Lines of data
▼

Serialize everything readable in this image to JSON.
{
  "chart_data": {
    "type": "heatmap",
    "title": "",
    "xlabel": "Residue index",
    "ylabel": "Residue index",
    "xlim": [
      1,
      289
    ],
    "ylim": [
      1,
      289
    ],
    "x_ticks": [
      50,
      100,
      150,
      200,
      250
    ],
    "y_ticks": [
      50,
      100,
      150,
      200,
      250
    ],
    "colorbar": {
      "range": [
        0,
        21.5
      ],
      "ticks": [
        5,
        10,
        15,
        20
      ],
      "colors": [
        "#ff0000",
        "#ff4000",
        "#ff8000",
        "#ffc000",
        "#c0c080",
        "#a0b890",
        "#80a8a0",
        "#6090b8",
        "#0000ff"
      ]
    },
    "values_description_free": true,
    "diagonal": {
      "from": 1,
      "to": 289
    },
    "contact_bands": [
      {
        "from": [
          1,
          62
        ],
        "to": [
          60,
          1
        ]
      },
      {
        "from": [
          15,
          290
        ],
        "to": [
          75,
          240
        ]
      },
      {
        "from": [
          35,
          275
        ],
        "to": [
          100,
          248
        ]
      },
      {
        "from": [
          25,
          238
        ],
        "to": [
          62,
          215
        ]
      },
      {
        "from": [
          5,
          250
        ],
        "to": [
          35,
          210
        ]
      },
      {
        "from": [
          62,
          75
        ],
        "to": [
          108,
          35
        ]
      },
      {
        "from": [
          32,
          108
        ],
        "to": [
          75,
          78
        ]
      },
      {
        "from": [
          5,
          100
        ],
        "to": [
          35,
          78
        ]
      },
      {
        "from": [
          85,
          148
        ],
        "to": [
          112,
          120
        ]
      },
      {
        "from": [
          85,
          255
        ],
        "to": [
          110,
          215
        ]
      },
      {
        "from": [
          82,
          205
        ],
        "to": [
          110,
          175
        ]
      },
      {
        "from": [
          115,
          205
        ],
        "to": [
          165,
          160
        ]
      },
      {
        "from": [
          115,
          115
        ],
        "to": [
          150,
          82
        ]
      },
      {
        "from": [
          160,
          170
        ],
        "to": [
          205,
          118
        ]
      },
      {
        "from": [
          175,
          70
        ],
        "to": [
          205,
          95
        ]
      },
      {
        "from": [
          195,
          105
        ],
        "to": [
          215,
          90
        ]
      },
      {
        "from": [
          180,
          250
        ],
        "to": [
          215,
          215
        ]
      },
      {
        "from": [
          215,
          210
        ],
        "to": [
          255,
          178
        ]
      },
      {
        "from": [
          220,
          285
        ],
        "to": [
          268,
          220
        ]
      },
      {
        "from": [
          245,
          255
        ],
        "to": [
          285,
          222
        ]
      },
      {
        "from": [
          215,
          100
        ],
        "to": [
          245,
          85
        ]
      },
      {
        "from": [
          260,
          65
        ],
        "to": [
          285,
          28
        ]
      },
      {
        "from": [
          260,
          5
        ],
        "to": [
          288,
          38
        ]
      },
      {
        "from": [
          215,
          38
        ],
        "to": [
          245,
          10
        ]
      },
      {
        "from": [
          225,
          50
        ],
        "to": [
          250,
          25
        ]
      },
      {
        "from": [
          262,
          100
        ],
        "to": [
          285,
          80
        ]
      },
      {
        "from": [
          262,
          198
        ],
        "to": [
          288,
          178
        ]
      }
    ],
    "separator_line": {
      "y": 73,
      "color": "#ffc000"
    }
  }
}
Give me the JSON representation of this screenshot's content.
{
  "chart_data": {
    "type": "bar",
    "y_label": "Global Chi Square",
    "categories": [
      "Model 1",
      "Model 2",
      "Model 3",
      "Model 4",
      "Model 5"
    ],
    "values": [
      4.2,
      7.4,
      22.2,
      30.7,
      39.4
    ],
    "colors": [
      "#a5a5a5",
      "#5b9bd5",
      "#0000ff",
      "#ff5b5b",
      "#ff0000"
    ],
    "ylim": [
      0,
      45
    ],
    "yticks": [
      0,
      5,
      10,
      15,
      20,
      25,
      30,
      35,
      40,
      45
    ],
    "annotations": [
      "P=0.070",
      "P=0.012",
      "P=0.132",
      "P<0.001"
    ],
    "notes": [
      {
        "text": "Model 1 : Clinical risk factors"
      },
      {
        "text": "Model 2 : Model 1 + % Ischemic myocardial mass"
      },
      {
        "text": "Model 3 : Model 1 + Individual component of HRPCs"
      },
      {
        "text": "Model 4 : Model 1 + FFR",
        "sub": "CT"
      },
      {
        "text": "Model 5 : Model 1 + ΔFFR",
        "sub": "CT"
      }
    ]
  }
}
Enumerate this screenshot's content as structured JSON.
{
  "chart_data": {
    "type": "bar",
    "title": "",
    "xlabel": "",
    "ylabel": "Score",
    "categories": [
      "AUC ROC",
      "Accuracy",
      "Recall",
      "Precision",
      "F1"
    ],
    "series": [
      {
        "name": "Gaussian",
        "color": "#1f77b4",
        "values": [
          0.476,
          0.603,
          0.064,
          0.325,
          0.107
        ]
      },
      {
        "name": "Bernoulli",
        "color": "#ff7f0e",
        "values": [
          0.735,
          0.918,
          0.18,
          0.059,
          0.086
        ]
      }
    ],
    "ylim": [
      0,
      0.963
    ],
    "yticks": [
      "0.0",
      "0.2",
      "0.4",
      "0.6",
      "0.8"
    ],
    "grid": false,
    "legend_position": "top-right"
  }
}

▲

## [Exercise prompt]
Pick out every line above that contains the word "Model" and copy it.

## [Written response]
      "Model 1",
      "Model 2",
      "Model 3",
      "Model 4",
      "Model 5"
        "text": "Model 1 : Clinical risk factors"
        "text": "Model 2 : Model 1 + % Ischemic myocardial mass"
        "text": "Model 3 : Model 1 + Individual component of HRPCs"
        "text": "Model 4 : Model 1 + FFR",
        "text": "Model 5 : Model 1 + ΔFFR",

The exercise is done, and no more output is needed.